Copy each line that has the string "this" somewhere in it.

** Rows from a figure dataset **
=======

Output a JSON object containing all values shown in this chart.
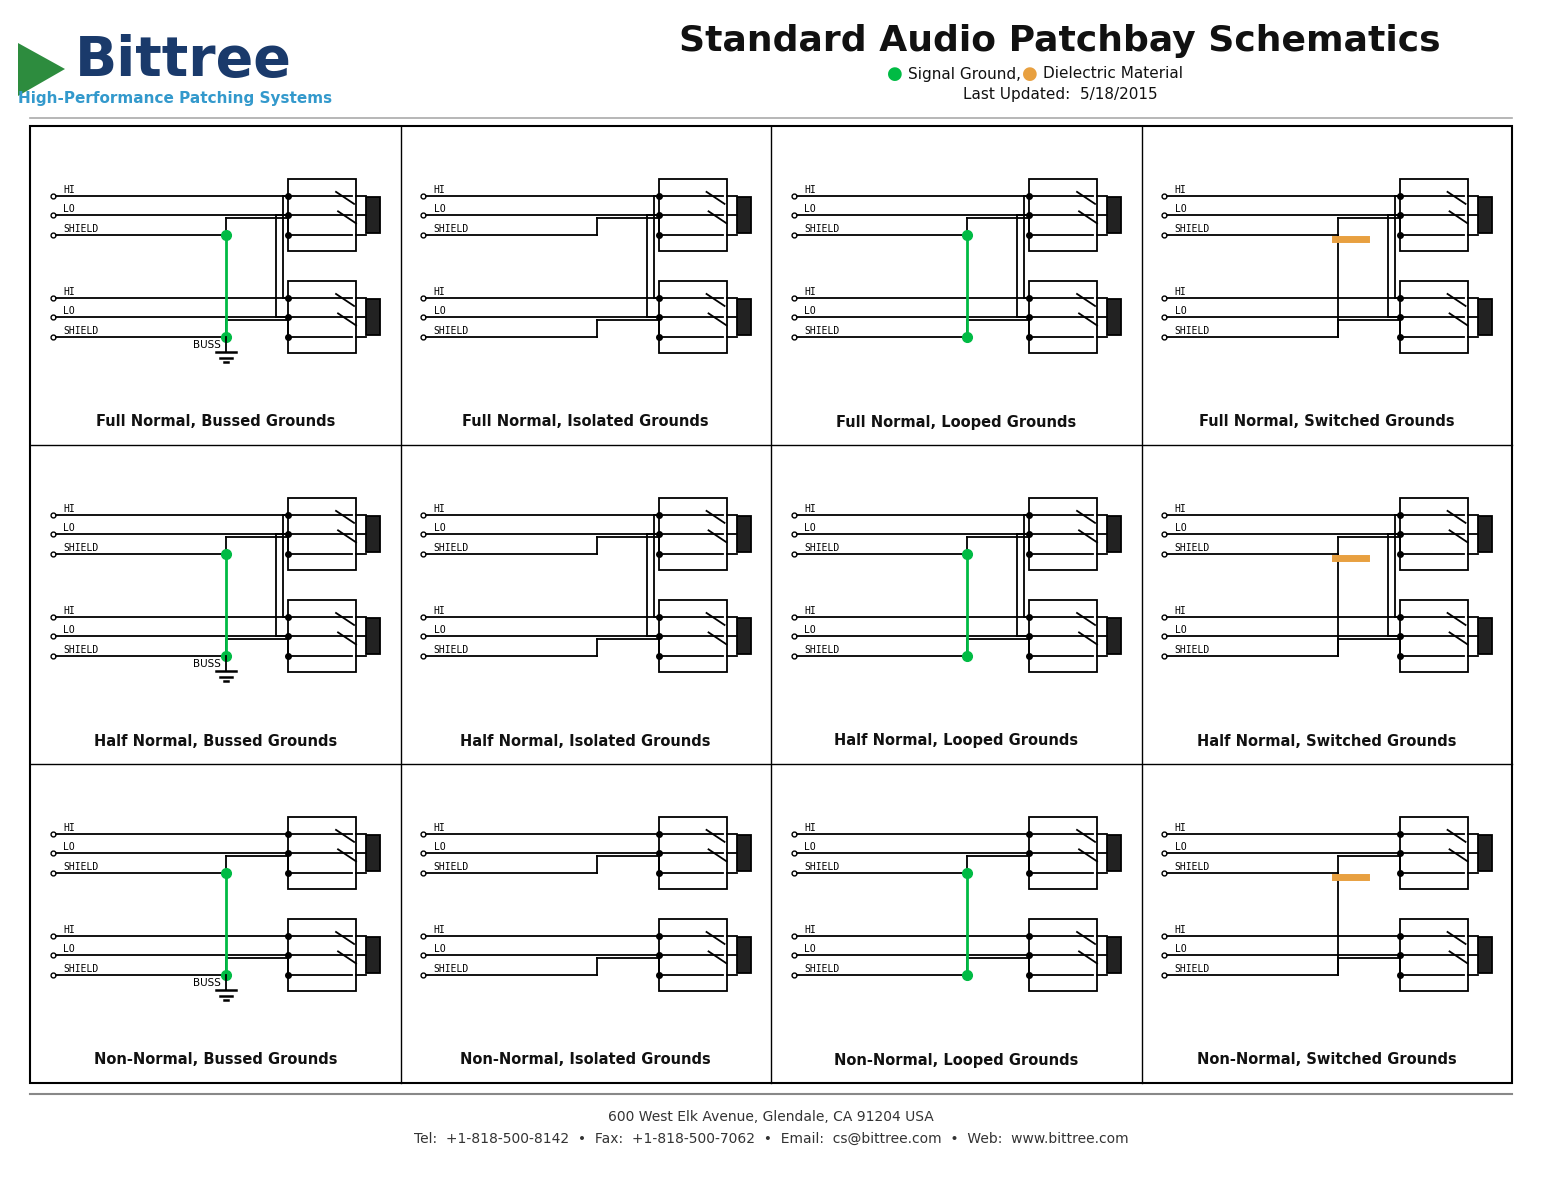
{
  "title": "Standard Audio Patchbay Schematics",
  "last_updated": "Last Updated:  5/18/2015",
  "bittree_color": "#1a3a6b",
  "bittree_green": "#2d8c3e",
  "hp_color": "#3399cc",
  "footer_address": "600 West Elk Avenue, Glendale, CA 91204 USA",
  "footer_contact": "Tel:  +1-818-500-8142  •  Fax:  +1-818-500-7062  •  Email:  cs@bittree.com  •  Web:  www.bittree.com",
  "grid_titles": [
    [
      "Full Normal, Bussed Grounds",
      "Full Normal, Isolated Grounds",
      "Full Normal, Looped Grounds",
      "Full Normal, Switched Grounds"
    ],
    [
      "Half Normal, Bussed Grounds",
      "Half Normal, Isolated Grounds",
      "Half Normal, Looped Grounds",
      "Half Normal, Switched Grounds"
    ],
    [
      "Non-Normal, Bussed Grounds",
      "Non-Normal, Isolated Grounds",
      "Non-Normal, Looped Grounds",
      "Non-Normal, Switched Grounds"
    ]
  ],
  "bg_color": "#ffffff",
  "lc": "#000000",
  "green_color": "#00bb44",
  "orange_color": "#e8a040",
  "dot1_color": "#00bb44",
  "dot2_color": "#e8a040"
}
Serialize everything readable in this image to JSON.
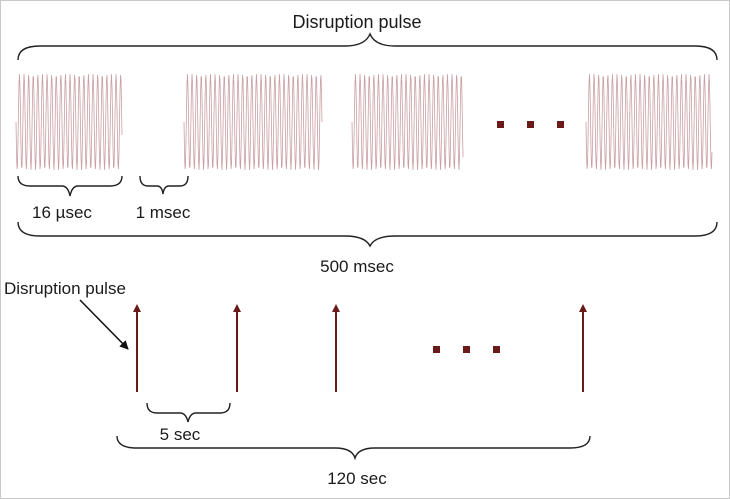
{
  "top_panel": {
    "title": "Disruption pulse",
    "burst_label": "16 µsec",
    "gap_label": "1 msec",
    "total_label": "500 msec",
    "wave_color": "#c9a0a4",
    "dots_color": "#6b1a1a"
  },
  "bottom_panel": {
    "pointer_label": "Disruption pulse",
    "interval_label": "5 sec",
    "total_label": "120 sec",
    "pulse_color": "#6b1a1a"
  }
}
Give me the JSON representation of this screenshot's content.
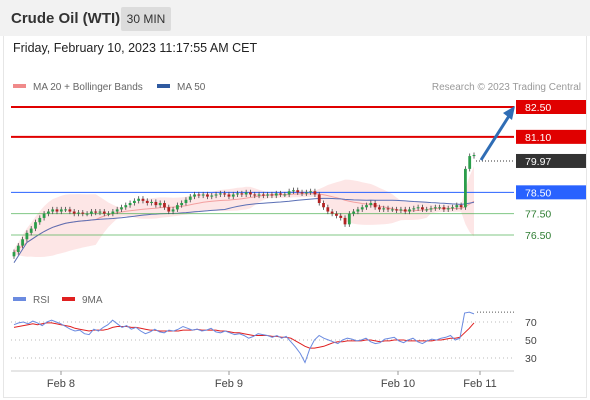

=======

** Correct output **
Output a JSON object containing all values shown in this chart.
Serialize everything readable in this image to JSON.
Give me the JSON representation of this screenshot's content.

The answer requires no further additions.